— Begin Exercise inputs —

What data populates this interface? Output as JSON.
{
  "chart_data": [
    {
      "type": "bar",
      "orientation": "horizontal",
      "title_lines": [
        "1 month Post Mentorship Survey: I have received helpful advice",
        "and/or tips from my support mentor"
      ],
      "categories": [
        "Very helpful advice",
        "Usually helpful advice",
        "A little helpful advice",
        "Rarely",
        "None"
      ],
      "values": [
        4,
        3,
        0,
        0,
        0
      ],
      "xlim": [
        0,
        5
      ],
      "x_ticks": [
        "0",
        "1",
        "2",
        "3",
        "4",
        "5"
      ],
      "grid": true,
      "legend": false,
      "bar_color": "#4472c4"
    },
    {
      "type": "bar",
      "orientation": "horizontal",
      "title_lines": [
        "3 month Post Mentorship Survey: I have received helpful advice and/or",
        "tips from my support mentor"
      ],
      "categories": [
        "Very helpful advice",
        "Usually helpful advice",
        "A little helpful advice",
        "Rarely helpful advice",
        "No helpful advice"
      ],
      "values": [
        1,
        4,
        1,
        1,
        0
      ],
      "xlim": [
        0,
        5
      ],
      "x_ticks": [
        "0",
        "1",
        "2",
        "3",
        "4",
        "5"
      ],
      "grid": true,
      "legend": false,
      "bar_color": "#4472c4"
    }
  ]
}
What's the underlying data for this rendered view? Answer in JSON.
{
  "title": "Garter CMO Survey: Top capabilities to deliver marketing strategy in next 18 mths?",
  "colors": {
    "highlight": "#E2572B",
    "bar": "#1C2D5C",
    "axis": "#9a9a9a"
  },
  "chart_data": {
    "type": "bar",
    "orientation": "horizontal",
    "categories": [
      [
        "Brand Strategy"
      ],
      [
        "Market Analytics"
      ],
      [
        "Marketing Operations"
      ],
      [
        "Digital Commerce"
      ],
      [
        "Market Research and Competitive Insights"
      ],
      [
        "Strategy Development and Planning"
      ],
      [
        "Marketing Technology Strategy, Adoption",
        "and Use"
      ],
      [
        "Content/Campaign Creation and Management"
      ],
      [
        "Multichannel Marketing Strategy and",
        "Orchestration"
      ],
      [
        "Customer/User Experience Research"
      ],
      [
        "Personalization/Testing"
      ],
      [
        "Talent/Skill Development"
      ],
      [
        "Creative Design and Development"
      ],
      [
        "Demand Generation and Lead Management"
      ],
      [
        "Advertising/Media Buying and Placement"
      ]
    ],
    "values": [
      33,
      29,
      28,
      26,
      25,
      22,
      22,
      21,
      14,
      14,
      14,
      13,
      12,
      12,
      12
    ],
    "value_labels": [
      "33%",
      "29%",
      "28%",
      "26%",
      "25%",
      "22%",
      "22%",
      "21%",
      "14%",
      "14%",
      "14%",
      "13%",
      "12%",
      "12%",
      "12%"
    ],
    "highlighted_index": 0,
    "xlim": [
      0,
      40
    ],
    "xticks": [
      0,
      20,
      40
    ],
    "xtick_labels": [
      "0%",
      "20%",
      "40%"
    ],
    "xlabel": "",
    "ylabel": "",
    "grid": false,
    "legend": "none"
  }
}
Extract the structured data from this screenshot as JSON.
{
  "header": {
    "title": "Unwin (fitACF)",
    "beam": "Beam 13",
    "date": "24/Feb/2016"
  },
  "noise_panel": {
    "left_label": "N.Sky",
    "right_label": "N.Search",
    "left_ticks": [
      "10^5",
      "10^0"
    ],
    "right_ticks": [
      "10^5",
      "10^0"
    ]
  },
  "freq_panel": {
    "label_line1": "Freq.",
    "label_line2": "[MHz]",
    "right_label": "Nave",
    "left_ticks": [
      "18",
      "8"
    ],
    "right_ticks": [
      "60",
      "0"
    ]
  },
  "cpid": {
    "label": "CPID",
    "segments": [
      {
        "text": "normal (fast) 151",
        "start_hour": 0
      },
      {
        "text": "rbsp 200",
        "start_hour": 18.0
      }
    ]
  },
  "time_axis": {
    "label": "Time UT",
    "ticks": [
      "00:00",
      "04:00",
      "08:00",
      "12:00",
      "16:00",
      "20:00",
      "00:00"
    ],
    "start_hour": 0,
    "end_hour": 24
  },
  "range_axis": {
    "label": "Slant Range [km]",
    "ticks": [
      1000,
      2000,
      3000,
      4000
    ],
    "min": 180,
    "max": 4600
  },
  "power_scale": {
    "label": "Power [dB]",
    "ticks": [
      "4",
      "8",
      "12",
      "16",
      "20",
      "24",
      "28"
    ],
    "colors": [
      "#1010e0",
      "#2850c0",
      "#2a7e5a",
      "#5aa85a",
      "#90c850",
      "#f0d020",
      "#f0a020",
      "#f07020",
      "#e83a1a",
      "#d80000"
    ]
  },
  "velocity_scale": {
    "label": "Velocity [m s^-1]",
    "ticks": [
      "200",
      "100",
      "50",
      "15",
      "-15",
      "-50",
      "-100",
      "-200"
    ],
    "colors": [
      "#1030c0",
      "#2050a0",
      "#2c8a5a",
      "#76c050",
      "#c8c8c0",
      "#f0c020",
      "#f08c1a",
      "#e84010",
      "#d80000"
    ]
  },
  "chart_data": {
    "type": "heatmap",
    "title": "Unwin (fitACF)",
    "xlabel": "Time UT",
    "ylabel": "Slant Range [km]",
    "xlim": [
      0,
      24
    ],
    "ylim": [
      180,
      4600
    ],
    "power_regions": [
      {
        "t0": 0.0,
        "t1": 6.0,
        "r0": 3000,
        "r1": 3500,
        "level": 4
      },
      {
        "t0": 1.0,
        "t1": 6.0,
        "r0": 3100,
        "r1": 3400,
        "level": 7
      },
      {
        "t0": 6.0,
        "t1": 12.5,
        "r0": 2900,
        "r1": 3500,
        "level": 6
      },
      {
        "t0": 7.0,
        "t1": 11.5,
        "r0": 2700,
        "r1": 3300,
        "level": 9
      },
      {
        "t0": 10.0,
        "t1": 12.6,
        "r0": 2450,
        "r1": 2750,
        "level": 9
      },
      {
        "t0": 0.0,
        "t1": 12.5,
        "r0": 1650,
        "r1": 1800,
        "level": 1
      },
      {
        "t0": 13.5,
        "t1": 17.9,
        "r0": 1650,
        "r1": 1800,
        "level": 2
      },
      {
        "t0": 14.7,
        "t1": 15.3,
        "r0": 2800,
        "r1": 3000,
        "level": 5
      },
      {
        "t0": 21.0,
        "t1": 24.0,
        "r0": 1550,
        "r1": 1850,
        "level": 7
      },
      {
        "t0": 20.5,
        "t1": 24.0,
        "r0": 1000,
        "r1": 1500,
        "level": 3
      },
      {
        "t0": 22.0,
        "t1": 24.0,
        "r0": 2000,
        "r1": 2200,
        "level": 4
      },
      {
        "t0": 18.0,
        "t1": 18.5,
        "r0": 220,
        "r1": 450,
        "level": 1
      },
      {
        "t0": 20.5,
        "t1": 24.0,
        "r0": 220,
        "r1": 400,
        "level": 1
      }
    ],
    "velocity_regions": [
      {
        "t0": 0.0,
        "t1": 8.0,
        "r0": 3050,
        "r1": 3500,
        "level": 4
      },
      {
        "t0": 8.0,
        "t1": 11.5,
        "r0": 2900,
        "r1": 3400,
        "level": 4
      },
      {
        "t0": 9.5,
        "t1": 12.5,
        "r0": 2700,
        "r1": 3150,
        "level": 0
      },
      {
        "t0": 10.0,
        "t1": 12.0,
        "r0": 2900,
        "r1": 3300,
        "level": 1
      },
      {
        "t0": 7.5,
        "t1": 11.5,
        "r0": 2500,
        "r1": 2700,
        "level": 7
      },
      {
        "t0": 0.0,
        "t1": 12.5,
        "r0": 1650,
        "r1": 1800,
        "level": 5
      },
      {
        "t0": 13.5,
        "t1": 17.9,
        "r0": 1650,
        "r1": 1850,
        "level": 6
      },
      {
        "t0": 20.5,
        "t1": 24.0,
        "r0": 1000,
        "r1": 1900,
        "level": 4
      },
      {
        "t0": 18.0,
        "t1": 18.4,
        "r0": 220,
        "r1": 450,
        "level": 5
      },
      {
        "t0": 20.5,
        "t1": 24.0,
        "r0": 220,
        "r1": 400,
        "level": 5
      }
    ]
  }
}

— End Exercise inputs —

Which lines contain the word "Post"? Return each of them.

__Solution to the exercise__
        "1 month Post Mentorship Survey: I have received helpful advice",
        "3 month Post Mentorship Survey: I have received helpful advice and/or",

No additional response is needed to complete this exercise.